__Exercise instructions__
Reproduce the material word for word; the images stay out.

__Data to process__
/---

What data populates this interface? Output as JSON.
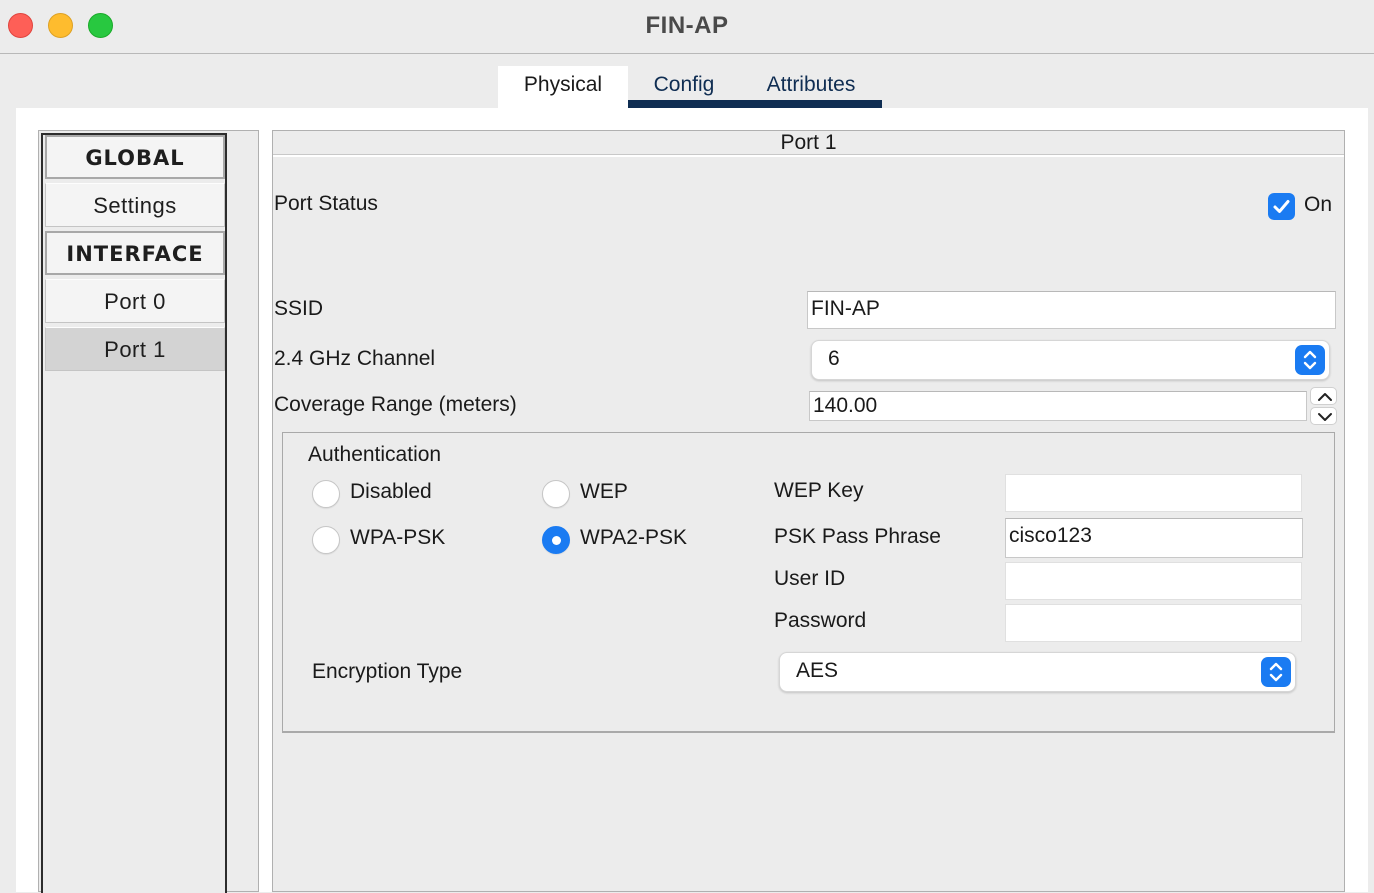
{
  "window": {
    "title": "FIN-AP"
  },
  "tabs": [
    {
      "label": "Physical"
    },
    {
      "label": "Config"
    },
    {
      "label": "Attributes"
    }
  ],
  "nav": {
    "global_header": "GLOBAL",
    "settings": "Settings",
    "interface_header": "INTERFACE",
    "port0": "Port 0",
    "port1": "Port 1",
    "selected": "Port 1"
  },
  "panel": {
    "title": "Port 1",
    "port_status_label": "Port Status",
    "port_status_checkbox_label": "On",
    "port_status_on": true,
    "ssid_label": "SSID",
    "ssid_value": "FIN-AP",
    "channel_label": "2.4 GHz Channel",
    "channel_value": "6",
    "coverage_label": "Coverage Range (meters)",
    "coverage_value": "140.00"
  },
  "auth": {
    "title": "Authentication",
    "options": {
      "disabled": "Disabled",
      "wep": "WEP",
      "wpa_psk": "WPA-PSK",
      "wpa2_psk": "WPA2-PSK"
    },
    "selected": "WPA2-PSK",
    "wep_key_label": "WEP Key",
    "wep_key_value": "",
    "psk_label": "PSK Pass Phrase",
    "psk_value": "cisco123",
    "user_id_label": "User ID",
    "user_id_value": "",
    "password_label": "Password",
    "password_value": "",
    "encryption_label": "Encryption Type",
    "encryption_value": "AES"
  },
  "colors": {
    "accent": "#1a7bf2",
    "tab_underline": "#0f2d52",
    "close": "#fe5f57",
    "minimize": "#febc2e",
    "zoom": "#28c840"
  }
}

\---

__Finished task__
What data populates this interface? Output as JSON.
{
  "window": {
    "title": "FIN-AP"
  },
  "tabs": [
    {
      "label": "Physical"
    },
    {
      "label": "Config"
    },
    {
      "label": "Attributes"
    }
  ],
  "nav": {
    "global_header": "GLOBAL",
    "settings": "Settings",
    "interface_header": "INTERFACE",
    "port0": "Port 0",
    "port1": "Port 1",
    "selected": "Port 1"
  },
  "panel": {
    "title": "Port 1",
    "port_status_label": "Port Status",
    "port_status_checkbox_label": "On",
    "port_status_on": true,
    "ssid_label": "SSID",
    "ssid_value": "FIN-AP",
    "channel_label": "2.4 GHz Channel",
    "channel_value": "6",
    "coverage_label": "Coverage Range (meters)",
    "coverage_value": "140.00"
  },
  "auth": {
    "title": "Authentication",
    "options": {
      "disabled": "Disabled",
      "wep": "WEP",
      "wpa_psk": "WPA-PSK",
      "wpa2_psk": "WPA2-PSK"
    },
    "selected": "WPA2-PSK",
    "wep_key_label": "WEP Key",
    "wep_key_value": "",
    "psk_label": "PSK Pass Phrase",
    "psk_value": "cisco123",
    "user_id_label": "User ID",
    "user_id_value": "",
    "password_label": "Password",
    "password_value": "",
    "encryption_label": "Encryption Type",
    "encryption_value": "AES"
  },
  "colors": {
    "accent": "#1a7bf2",
    "tab_underline": "#0f2d52",
    "close": "#fe5f57",
    "minimize": "#febc2e",
    "zoom": "#28c840"
  }
}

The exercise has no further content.